_TASK:_ Repeat exactly each line of the data provided below.

(Collected data entries)
---*---

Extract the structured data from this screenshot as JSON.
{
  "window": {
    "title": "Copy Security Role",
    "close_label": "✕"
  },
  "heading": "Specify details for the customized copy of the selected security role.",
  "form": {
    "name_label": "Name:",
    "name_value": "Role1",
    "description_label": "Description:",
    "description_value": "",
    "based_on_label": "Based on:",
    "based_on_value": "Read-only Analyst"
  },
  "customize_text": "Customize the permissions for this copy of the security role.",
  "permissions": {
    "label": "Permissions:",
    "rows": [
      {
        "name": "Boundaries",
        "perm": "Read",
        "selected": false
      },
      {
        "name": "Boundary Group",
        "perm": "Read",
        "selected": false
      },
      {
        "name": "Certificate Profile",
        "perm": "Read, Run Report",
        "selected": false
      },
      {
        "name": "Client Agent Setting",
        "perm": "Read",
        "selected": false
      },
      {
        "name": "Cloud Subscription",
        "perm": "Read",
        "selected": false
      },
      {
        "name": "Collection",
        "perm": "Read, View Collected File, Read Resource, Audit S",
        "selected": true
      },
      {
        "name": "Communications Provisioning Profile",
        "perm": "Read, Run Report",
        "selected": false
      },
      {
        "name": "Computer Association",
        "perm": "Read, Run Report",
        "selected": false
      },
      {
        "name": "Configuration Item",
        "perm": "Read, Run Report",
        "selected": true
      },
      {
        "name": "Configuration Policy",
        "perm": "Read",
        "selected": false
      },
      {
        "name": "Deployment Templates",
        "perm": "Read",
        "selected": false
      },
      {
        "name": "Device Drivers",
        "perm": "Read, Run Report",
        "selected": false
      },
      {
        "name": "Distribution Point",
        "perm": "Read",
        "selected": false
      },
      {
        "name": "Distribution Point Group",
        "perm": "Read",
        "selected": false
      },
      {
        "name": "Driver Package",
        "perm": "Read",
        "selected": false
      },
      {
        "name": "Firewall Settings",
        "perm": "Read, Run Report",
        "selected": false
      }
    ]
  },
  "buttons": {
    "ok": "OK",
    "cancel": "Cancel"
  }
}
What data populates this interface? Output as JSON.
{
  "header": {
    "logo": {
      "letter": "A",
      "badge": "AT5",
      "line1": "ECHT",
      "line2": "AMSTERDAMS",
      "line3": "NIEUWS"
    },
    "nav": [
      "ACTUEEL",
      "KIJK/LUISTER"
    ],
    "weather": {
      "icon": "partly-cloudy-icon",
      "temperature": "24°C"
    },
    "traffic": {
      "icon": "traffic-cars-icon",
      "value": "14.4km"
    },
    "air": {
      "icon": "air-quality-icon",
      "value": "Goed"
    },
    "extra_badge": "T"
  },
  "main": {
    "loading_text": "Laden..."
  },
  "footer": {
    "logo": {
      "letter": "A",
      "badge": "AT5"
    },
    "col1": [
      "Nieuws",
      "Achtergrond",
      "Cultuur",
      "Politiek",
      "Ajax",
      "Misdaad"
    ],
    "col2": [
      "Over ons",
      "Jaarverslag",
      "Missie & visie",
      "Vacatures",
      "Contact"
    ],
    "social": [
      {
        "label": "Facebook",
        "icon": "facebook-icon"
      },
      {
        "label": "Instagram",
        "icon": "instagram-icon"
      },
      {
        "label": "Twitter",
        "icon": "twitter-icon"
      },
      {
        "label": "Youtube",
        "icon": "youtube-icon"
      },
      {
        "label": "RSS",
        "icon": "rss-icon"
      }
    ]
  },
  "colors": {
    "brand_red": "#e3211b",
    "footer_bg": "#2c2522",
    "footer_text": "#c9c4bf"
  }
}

---*---

_SOLUTION TO THIS TASK:_
Extract the structured data from this screenshot as JSON.
{
  "window": {
    "title": "Copy Security Role",
    "close_label": "✕"
  },
  "heading": "Specify details for the customized copy of the selected security role.",
  "form": {
    "name_label": "Name:",
    "name_value": "Role1",
    "description_label": "Description:",
    "description_value": "",
    "based_on_label": "Based on:",
    "based_on_value": "Read-only Analyst"
  },
  "customize_text": "Customize the permissions for this copy of the security role.",
  "permissions": {
    "label": "Permissions:",
    "rows": [
      {
        "name": "Boundaries",
        "perm": "Read",
        "selected": false
      },
      {
        "name": "Boundary Group",
        "perm": "Read",
        "selected": false
      },
      {
        "name": "Certificate Profile",
        "perm": "Read, Run Report",
        "selected": false
      },
      {
        "name": "Client Agent Setting",
        "perm": "Read",
        "selected": false
      },
      {
        "name": "Cloud Subscription",
        "perm": "Read",
        "selected": false
      },
      {
        "name": "Collection",
        "perm": "Read, View Collected File, Read Resource, Audit S",
        "selected": true
      },
      {
        "name": "Communications Provisioning Profile",
        "perm": "Read, Run Report",
        "selected": false
      },
      {
        "name": "Computer Association",
        "perm": "Read, Run Report",
        "selected": false
      },
      {
        "name": "Configuration Item",
        "perm": "Read, Run Report",
        "selected": true
      },
      {
        "name": "Configuration Policy",
        "perm": "Read",
        "selected": false
      },
      {
        "name": "Deployment Templates",
        "perm": "Read",
        "selected": false
      },
      {
        "name": "Device Drivers",
        "perm": "Read, Run Report",
        "selected": false
      },
      {
        "name": "Distribution Point",
        "perm": "Read",
        "selected": false
      },
      {
        "name": "Distribution Point Group",
        "perm": "Read",
        "selected": false
      },
      {
        "name": "Driver Package",
        "perm": "Read",
        "selected": false
      },
      {
        "name": "Firewall Settings",
        "perm": "Read, Run Report",
        "selected": false
      }
    ]
  },
  "buttons": {
    "ok": "OK",
    "cancel": "Cancel"
  }
}
What data populates this interface? Output as JSON.
{
  "header": {
    "logo": {
      "letter": "A",
      "badge": "AT5",
      "line1": "ECHT",
      "line2": "AMSTERDAMS",
      "line3": "NIEUWS"
    },
    "nav": [
      "ACTUEEL",
      "KIJK/LUISTER"
    ],
    "weather": {
      "icon": "partly-cloudy-icon",
      "temperature": "24°C"
    },
    "traffic": {
      "icon": "traffic-cars-icon",
      "value": "14.4km"
    },
    "air": {
      "icon": "air-quality-icon",
      "value": "Goed"
    },
    "extra_badge": "T"
  },
  "main": {
    "loading_text": "Laden..."
  },
  "footer": {
    "logo": {
      "letter": "A",
      "badge": "AT5"
    },
    "col1": [
      "Nieuws",
      "Achtergrond",
      "Cultuur",
      "Politiek",
      "Ajax",
      "Misdaad"
    ],
    "col2": [
      "Over ons",
      "Jaarverslag",
      "Missie & visie",
      "Vacatures",
      "Contact"
    ],
    "social": [
      {
        "label": "Facebook",
        "icon": "facebook-icon"
      },
      {
        "label": "Instagram",
        "icon": "instagram-icon"
      },
      {
        "label": "Twitter",
        "icon": "twitter-icon"
      },
      {
        "label": "Youtube",
        "icon": "youtube-icon"
      },
      {
        "label": "RSS",
        "icon": "rss-icon"
      }
    ]
  },
  "colors": {
    "brand_red": "#e3211b",
    "footer_bg": "#2c2522",
    "footer_text": "#c9c4bf"
  }
}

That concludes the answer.